▶ _GIVEN PROBLEM_
Each entry below is to be written out exactly, and the pictures are to be left out.

▶ _DATASET ROWS_
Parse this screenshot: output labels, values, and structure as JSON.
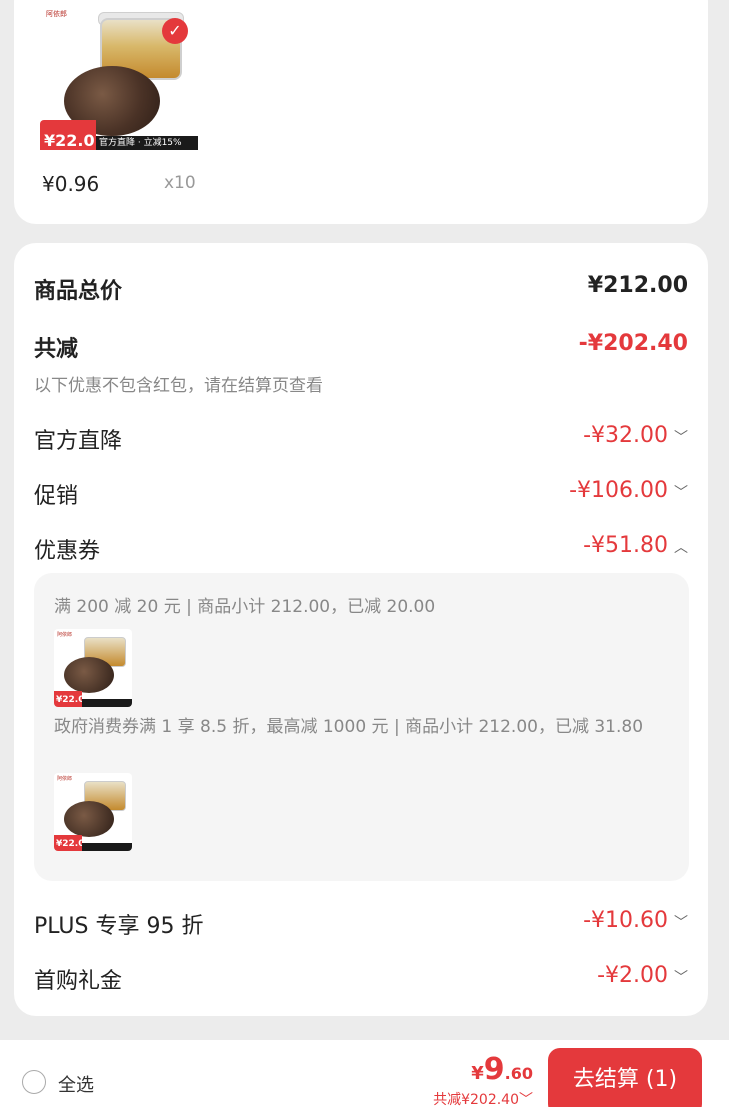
{
  "product": {
    "brand": "阿依郎",
    "price_tag": "¥22.0",
    "promo_strip": "官方直降 · 立减15%",
    "unit_price": "¥0.96",
    "quantity": "x10"
  },
  "summary": {
    "total_label": "商品总价",
    "total_value": "¥212.00",
    "reduce_label": "共减",
    "reduce_value": "-¥202.40",
    "note": "以下优惠不包含红包，请在结算页查看",
    "items": [
      {
        "label": "官方直降",
        "value": "-¥32.00",
        "arrow": "down"
      },
      {
        "label": "促销",
        "value": "-¥106.00",
        "arrow": "down"
      },
      {
        "label": "优惠券",
        "value": "-¥51.80",
        "arrow": "up"
      }
    ],
    "coupons": [
      {
        "text": "满 200 减 20 元 | 商品小计 212.00，已减 20.00",
        "thumb_tag": "¥22.0"
      },
      {
        "text": "政府消费券满 1 享 8.5 折，最高减 1000 元 | 商品小计 212.00，已减 31.80",
        "thumb_tag": "¥22.0"
      }
    ],
    "extra_items": [
      {
        "label": "PLUS 专享 95 折",
        "value": "-¥10.60",
        "arrow": "down"
      },
      {
        "label": "首购礼金",
        "value": "-¥2.00",
        "arrow": "down"
      }
    ]
  },
  "bottom": {
    "select_all": "全选",
    "price_yen": "¥",
    "price_int": "9",
    "price_dec": ".60",
    "saved": "共减¥202.40",
    "checkout": "去结算 (1)"
  },
  "colors": {
    "accent": "#e4393c"
  }
}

▶ _REPLY TO THE TASK_
Parse this screenshot: output labels, values, and structure as JSON.
{
  "product": {
    "brand": "阿依郎",
    "price_tag": "¥22.0",
    "promo_strip": "官方直降 · 立减15%",
    "unit_price": "¥0.96",
    "quantity": "x10"
  },
  "summary": {
    "total_label": "商品总价",
    "total_value": "¥212.00",
    "reduce_label": "共减",
    "reduce_value": "-¥202.40",
    "note": "以下优惠不包含红包，请在结算页查看",
    "items": [
      {
        "label": "官方直降",
        "value": "-¥32.00",
        "arrow": "down"
      },
      {
        "label": "促销",
        "value": "-¥106.00",
        "arrow": "down"
      },
      {
        "label": "优惠券",
        "value": "-¥51.80",
        "arrow": "up"
      }
    ],
    "coupons": [
      {
        "text": "满 200 减 20 元 | 商品小计 212.00，已减 20.00",
        "thumb_tag": "¥22.0"
      },
      {
        "text": "政府消费券满 1 享 8.5 折，最高减 1000 元 | 商品小计 212.00，已减 31.80",
        "thumb_tag": "¥22.0"
      }
    ],
    "extra_items": [
      {
        "label": "PLUS 专享 95 折",
        "value": "-¥10.60",
        "arrow": "down"
      },
      {
        "label": "首购礼金",
        "value": "-¥2.00",
        "arrow": "down"
      }
    ]
  },
  "bottom": {
    "select_all": "全选",
    "price_yen": "¥",
    "price_int": "9",
    "price_dec": ".60",
    "saved": "共减¥202.40",
    "checkout": "去结算 (1)"
  },
  "colors": {
    "accent": "#e4393c"
  }
}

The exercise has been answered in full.